EXERCISE MATERIALS

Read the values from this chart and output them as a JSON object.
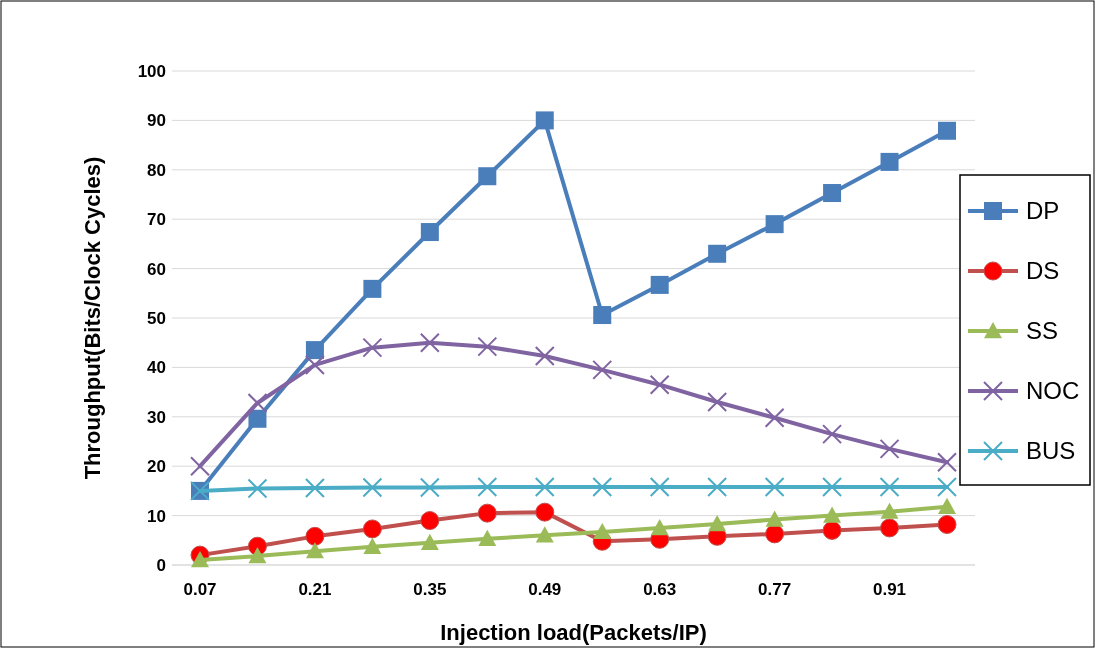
{
  "chart_data": {
    "type": "line",
    "xlabel": "Injection load(Packets/IP)",
    "ylabel": "Throughput(Bits/Clock Cycles)",
    "categories": [
      "0.07",
      null,
      "0.21",
      null,
      "0.35",
      null,
      "0.49",
      null,
      "0.63",
      null,
      "0.77",
      null,
      "0.91",
      null
    ],
    "series": [
      {
        "name": "DP",
        "color": "#4a7ebb",
        "marker": "square",
        "values": [
          15,
          29.6,
          43.5,
          55.9,
          67.4,
          78.7,
          90,
          50.6,
          56.7,
          63,
          69,
          75.3,
          81.6,
          87.9
        ]
      },
      {
        "name": "DS",
        "color": "#c0504d",
        "marker": "circle",
        "values": [
          2,
          3.8,
          5.8,
          7.3,
          9,
          10.5,
          10.7,
          4.8,
          5.2,
          5.8,
          6.3,
          7,
          7.5,
          8.2
        ]
      },
      {
        "name": "SS",
        "color": "#9bbb59",
        "marker": "triangle",
        "values": [
          1,
          1.8,
          2.8,
          3.7,
          4.5,
          5.3,
          6,
          6.7,
          7.5,
          8.3,
          9.2,
          10,
          10.8,
          11.8
        ]
      },
      {
        "name": "NOC",
        "color": "#8064a2",
        "marker": "cross",
        "values": [
          20,
          32.8,
          40.5,
          44,
          45,
          44.2,
          42.3,
          39.5,
          36.5,
          33,
          29.8,
          26.5,
          23.5,
          20.8
        ]
      },
      {
        "name": "BUS",
        "color": "#4bacc6",
        "marker": "cross",
        "values": [
          15,
          15.5,
          15.6,
          15.7,
          15.7,
          15.8,
          15.8,
          15.8,
          15.8,
          15.8,
          15.8,
          15.8,
          15.8,
          15.8
        ]
      }
    ],
    "ylim": [
      0,
      100
    ],
    "yticks": [
      0,
      10,
      20,
      30,
      40,
      50,
      60,
      70,
      80,
      90,
      100
    ],
    "grid": "y",
    "legend": "right"
  }
}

THE TASK
Repeat the material above in full and exactly, omitting the pictures.

WRITTEN RESPONSE
Read the values from this chart and output them as a JSON object.
{
  "chart_data": {
    "type": "line",
    "xlabel": "Injection load(Packets/IP)",
    "ylabel": "Throughput(Bits/Clock Cycles)",
    "categories": [
      "0.07",
      null,
      "0.21",
      null,
      "0.35",
      null,
      "0.49",
      null,
      "0.63",
      null,
      "0.77",
      null,
      "0.91",
      null
    ],
    "series": [
      {
        "name": "DP",
        "color": "#4a7ebb",
        "marker": "square",
        "values": [
          15,
          29.6,
          43.5,
          55.9,
          67.4,
          78.7,
          90,
          50.6,
          56.7,
          63,
          69,
          75.3,
          81.6,
          87.9
        ]
      },
      {
        "name": "DS",
        "color": "#c0504d",
        "marker": "circle",
        "values": [
          2,
          3.8,
          5.8,
          7.3,
          9,
          10.5,
          10.7,
          4.8,
          5.2,
          5.8,
          6.3,
          7,
          7.5,
          8.2
        ]
      },
      {
        "name": "SS",
        "color": "#9bbb59",
        "marker": "triangle",
        "values": [
          1,
          1.8,
          2.8,
          3.7,
          4.5,
          5.3,
          6,
          6.7,
          7.5,
          8.3,
          9.2,
          10,
          10.8,
          11.8
        ]
      },
      {
        "name": "NOC",
        "color": "#8064a2",
        "marker": "cross",
        "values": [
          20,
          32.8,
          40.5,
          44,
          45,
          44.2,
          42.3,
          39.5,
          36.5,
          33,
          29.8,
          26.5,
          23.5,
          20.8
        ]
      },
      {
        "name": "BUS",
        "color": "#4bacc6",
        "marker": "cross",
        "values": [
          15,
          15.5,
          15.6,
          15.7,
          15.7,
          15.8,
          15.8,
          15.8,
          15.8,
          15.8,
          15.8,
          15.8,
          15.8,
          15.8
        ]
      }
    ],
    "ylim": [
      0,
      100
    ],
    "yticks": [
      0,
      10,
      20,
      30,
      40,
      50,
      60,
      70,
      80,
      90,
      100
    ],
    "grid": "y",
    "legend": "right"
  }
}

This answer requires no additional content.